SHORT PROBLEM:
Look through the entries below and report how many lines hold the string "ヤングコーン". Only the number is wanted.

start

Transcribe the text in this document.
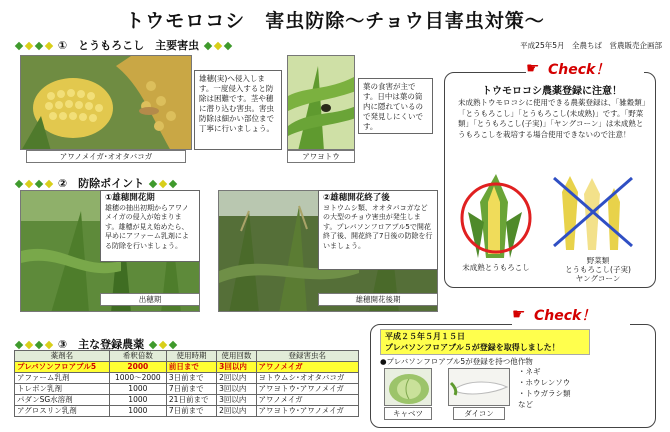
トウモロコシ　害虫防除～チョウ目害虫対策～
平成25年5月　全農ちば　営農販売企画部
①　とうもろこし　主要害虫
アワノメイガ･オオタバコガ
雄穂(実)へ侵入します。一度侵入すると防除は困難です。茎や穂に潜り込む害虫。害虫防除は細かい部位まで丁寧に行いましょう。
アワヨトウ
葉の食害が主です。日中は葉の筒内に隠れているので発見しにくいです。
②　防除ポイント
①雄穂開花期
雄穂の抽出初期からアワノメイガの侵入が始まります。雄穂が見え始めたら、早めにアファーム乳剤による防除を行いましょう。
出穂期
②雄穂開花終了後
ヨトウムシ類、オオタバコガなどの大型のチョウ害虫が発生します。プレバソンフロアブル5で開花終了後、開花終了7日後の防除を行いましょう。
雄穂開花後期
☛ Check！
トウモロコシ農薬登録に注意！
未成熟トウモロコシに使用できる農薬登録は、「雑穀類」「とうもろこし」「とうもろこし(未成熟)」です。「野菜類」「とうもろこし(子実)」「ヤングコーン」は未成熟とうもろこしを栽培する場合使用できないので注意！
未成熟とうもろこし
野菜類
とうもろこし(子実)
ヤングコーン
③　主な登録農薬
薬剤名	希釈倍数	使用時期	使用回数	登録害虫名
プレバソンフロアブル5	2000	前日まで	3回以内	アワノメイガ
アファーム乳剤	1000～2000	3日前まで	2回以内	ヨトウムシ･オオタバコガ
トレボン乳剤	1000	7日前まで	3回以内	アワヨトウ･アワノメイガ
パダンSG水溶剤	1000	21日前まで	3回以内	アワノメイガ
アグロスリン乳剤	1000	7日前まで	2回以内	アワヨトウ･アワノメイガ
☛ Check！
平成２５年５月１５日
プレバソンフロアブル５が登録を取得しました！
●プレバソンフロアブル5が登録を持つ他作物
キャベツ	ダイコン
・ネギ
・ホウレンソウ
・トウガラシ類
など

end
start

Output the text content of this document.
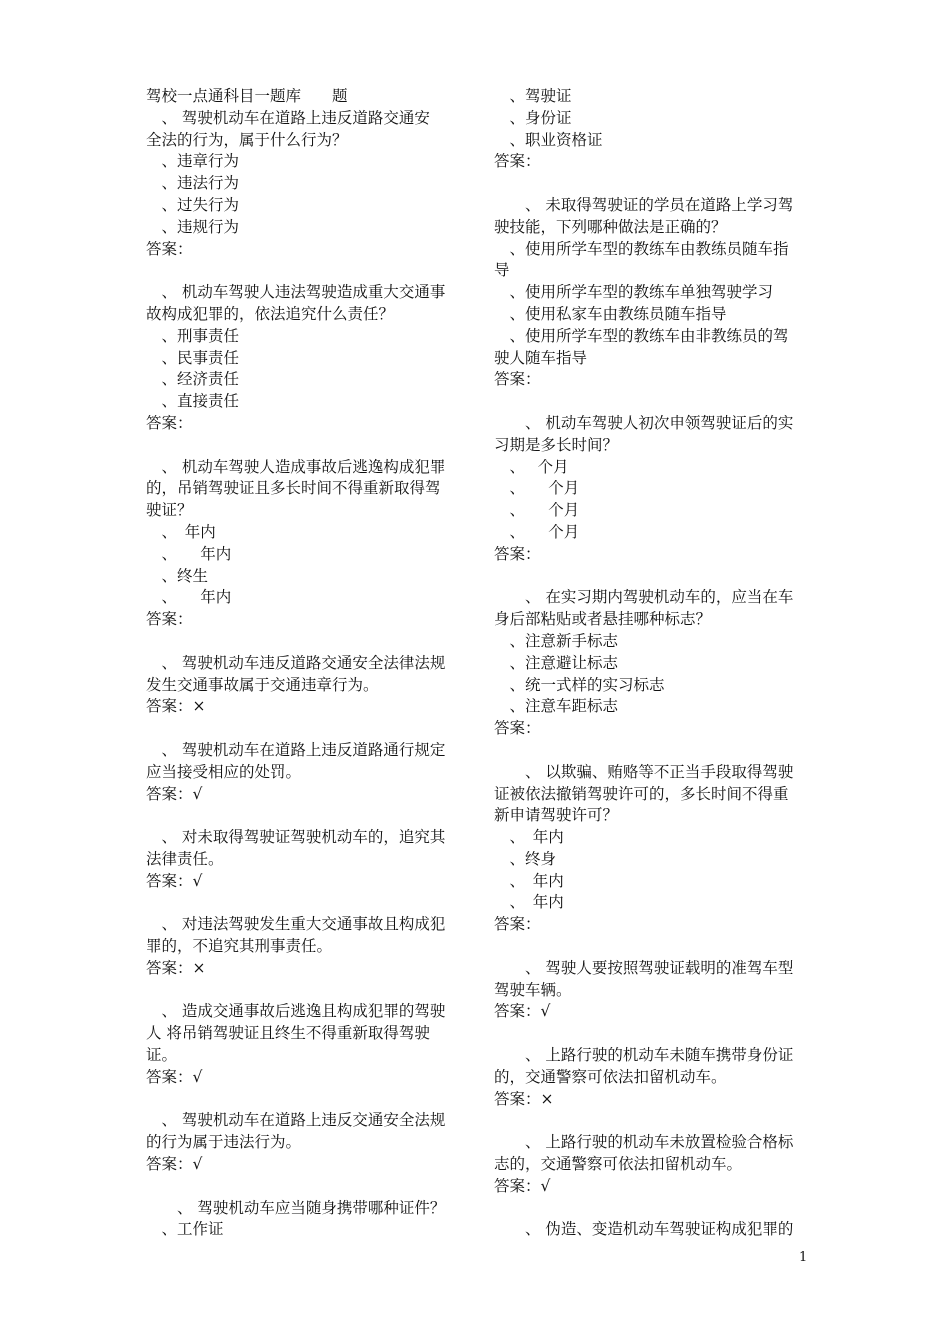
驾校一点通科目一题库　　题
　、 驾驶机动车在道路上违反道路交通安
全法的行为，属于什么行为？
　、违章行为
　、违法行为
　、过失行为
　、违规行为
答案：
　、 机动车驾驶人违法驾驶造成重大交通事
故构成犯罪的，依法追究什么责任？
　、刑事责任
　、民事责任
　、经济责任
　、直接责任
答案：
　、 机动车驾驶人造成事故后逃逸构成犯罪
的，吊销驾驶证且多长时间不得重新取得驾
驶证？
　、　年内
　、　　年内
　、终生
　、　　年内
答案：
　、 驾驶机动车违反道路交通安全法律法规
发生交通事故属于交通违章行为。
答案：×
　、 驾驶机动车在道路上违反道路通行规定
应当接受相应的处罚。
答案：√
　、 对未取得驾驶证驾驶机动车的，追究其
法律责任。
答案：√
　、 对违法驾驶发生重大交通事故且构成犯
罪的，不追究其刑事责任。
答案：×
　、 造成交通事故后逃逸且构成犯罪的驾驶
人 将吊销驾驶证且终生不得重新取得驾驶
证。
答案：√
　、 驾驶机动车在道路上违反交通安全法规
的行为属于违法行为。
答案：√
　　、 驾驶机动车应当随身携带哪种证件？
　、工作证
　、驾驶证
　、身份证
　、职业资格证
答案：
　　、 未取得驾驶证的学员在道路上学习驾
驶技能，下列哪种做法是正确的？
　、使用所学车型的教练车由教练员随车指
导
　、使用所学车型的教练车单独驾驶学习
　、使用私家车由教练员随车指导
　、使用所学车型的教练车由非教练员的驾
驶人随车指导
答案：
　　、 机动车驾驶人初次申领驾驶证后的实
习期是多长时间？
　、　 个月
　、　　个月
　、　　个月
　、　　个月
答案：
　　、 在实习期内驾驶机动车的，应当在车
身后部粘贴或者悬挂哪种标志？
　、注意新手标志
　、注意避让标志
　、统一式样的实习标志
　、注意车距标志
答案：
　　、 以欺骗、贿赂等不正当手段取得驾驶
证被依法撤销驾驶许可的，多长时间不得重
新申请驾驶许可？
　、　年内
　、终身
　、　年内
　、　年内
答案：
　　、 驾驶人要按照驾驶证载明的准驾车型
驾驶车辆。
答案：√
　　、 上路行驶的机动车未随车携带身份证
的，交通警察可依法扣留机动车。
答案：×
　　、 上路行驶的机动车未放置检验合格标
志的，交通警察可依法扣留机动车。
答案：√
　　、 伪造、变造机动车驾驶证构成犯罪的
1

end

WORKED ANSWER:
2